* What you should do *
Below is a listing to transcribe in full and exactly; keep the pictures out.

________________________________________

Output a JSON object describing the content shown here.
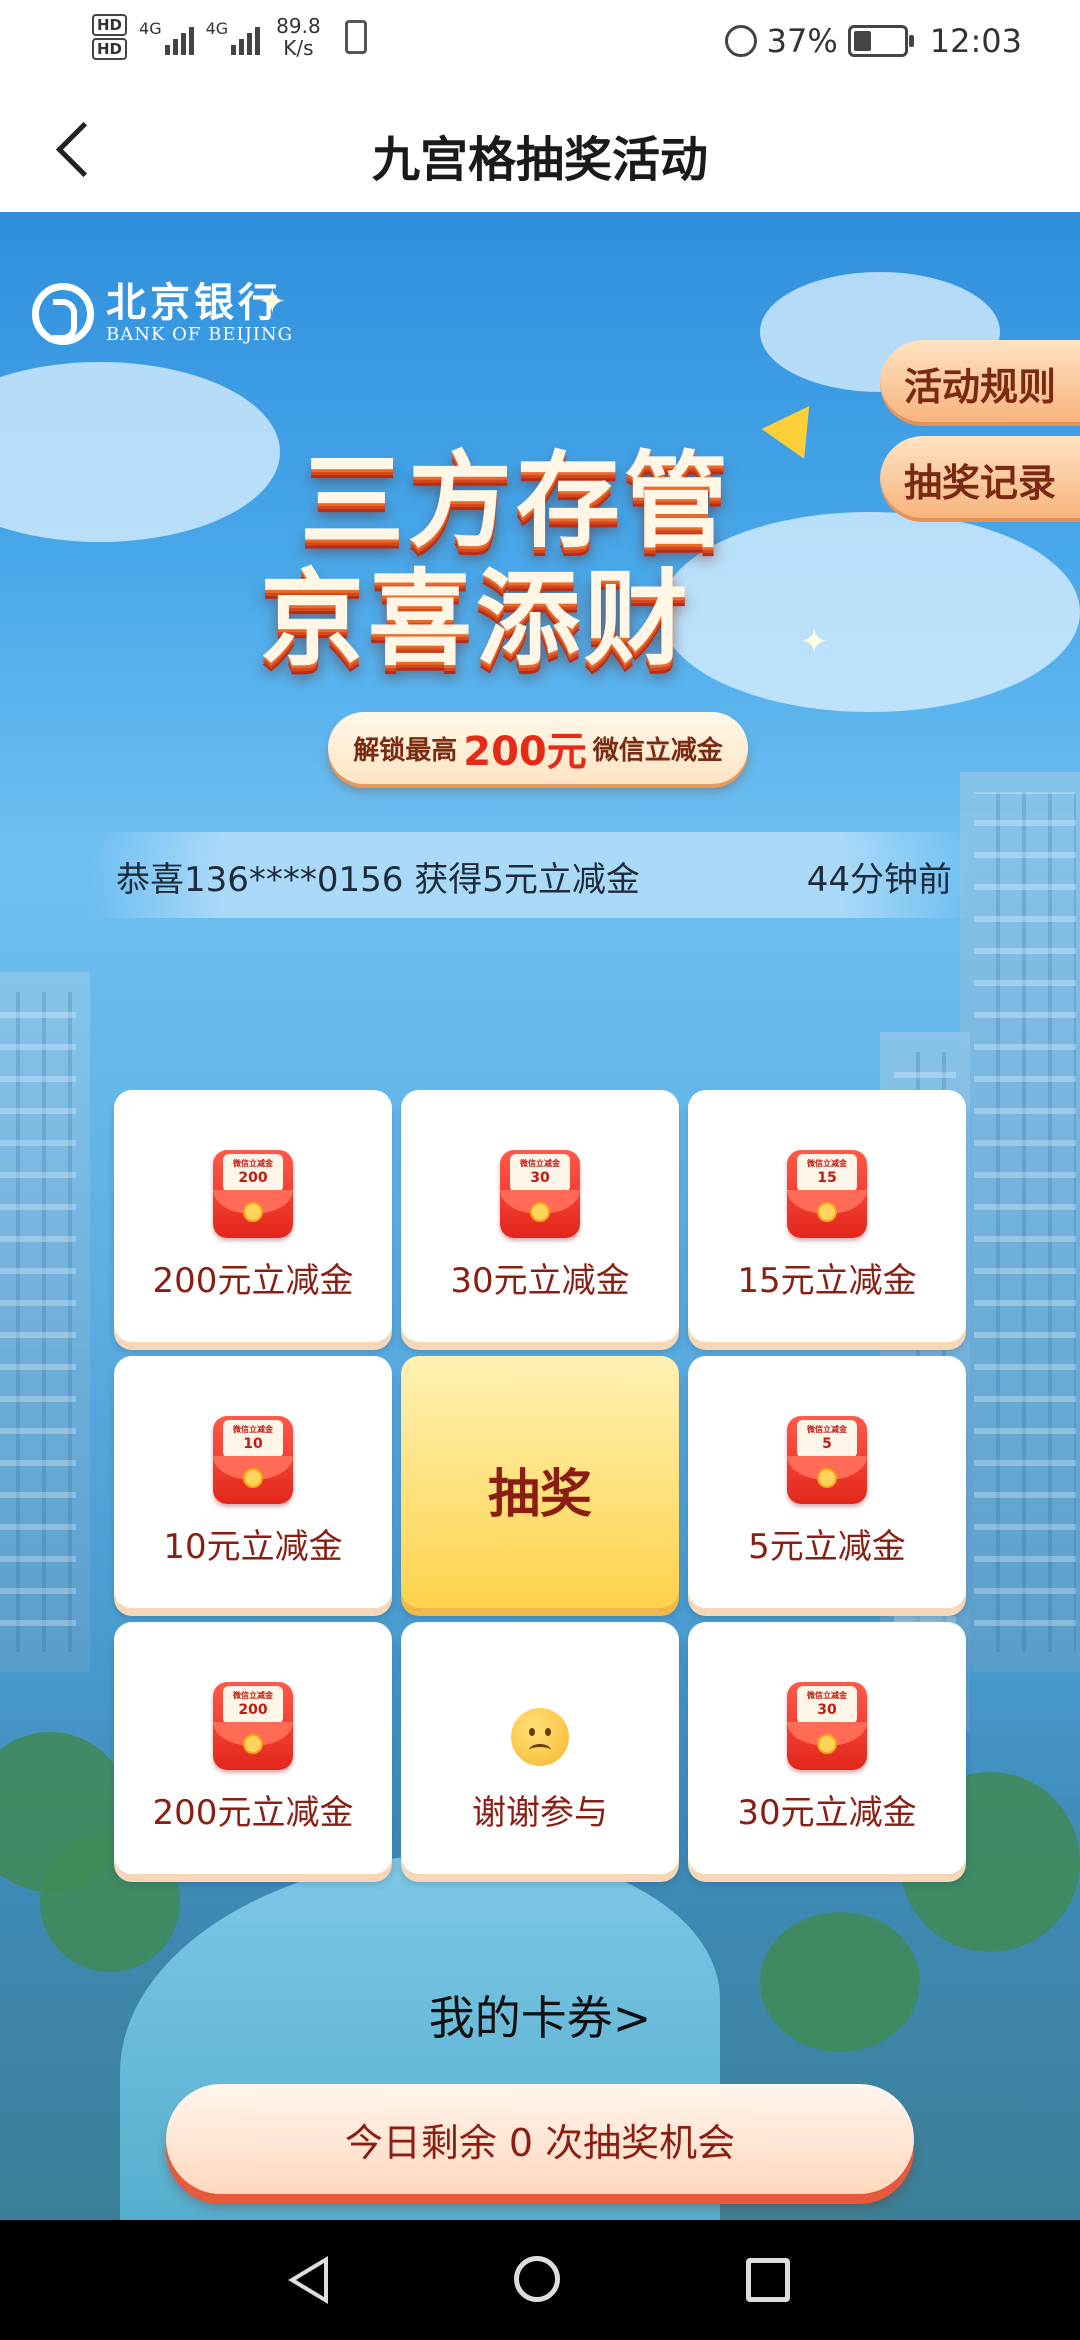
{
  "status_bar": {
    "hd1": "HD",
    "hd2": "HD",
    "net1": "4G",
    "net2": "4G",
    "speed_value": "89.8",
    "speed_unit": "K/s",
    "battery": "37%",
    "battery_level": 0.37,
    "time": "12:03"
  },
  "header": {
    "title": "九宫格抽奖活动"
  },
  "logo": {
    "cn": "北京银行",
    "en": "BANK OF BEIJING"
  },
  "side_buttons": {
    "rules": "活动规则",
    "records": "抽奖记录"
  },
  "banner": {
    "line1": "三方存管",
    "line2": "京喜添财",
    "sub_prefix": "解锁最高",
    "sub_amount": "200元",
    "sub_suffix": "微信立减金"
  },
  "ticker": {
    "message": "恭喜136****0156 获得5元立减金",
    "time": "44分钟前"
  },
  "grid": {
    "draw_label": "抽奖",
    "envelope_caption": "微信立减金",
    "prizes": [
      {
        "label": "200元立减金",
        "amount": "200"
      },
      {
        "label": "30元立减金",
        "amount": "30"
      },
      {
        "label": "15元立减金",
        "amount": "15"
      },
      {
        "label": "10元立减金",
        "amount": "10"
      },
      {
        "label": "5元立减金",
        "amount": "5"
      },
      {
        "label": "200元立减金",
        "amount": "200"
      },
      {
        "label": "谢谢参与",
        "amount": ""
      },
      {
        "label": "30元立减金",
        "amount": "30"
      }
    ]
  },
  "footer": {
    "my_coupons": "我的卡券>",
    "remaining": "今日剩余 0 次抽奖机会"
  },
  "icons": {
    "back": "chevron-left-icon",
    "nav_back": "triangle-back-icon",
    "nav_home": "circle-home-icon",
    "nav_recent": "square-recent-icon"
  }
}
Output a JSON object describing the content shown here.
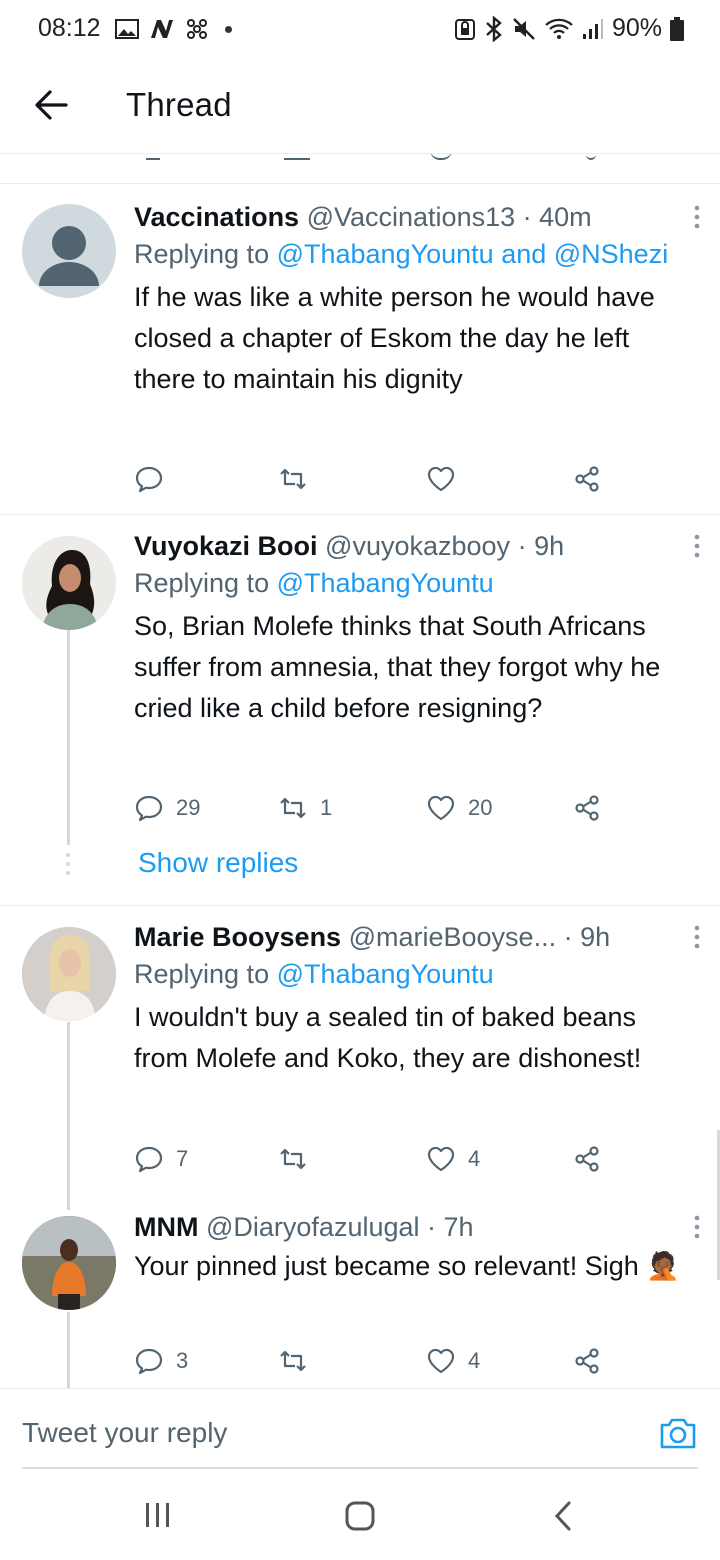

________________________________________

* Answer for the task *
Output a JSON object describing the content shown here.
{
  "status_bar": {
    "hd1": "HD",
    "hd2": "HD",
    "net1": "4G",
    "net2": "4G",
    "speed_value": "89.8",
    "speed_unit": "K/s",
    "battery": "37%",
    "battery_level": 0.37,
    "time": "12:03"
  },
  "header": {
    "title": "九宫格抽奖活动"
  },
  "logo": {
    "cn": "北京银行",
    "en": "BANK OF BEIJING"
  },
  "side_buttons": {
    "rules": "活动规则",
    "records": "抽奖记录"
  },
  "banner": {
    "line1": "三方存管",
    "line2": "京喜添财",
    "sub_prefix": "解锁最高",
    "sub_amount": "200元",
    "sub_suffix": "微信立减金"
  },
  "ticker": {
    "message": "恭喜136****0156 获得5元立减金",
    "time": "44分钟前"
  },
  "grid": {
    "draw_label": "抽奖",
    "envelope_caption": "微信立减金",
    "prizes": [
      {
        "label": "200元立减金",
        "amount": "200"
      },
      {
        "label": "30元立减金",
        "amount": "30"
      },
      {
        "label": "15元立减金",
        "amount": "15"
      },
      {
        "label": "10元立减金",
        "amount": "10"
      },
      {
        "label": "5元立减金",
        "amount": "5"
      },
      {
        "label": "200元立减金",
        "amount": "200"
      },
      {
        "label": "谢谢参与",
        "amount": ""
      },
      {
        "label": "30元立减金",
        "amount": "30"
      }
    ]
  },
  "footer": {
    "my_coupons": "我的卡券>",
    "remaining": "今日剩余 0 次抽奖机会"
  },
  "icons": {
    "back": "chevron-left-icon",
    "nav_back": "triangle-back-icon",
    "nav_home": "circle-home-icon",
    "nav_recent": "square-recent-icon"
  }
}
Output a JSON object describing the content shown here.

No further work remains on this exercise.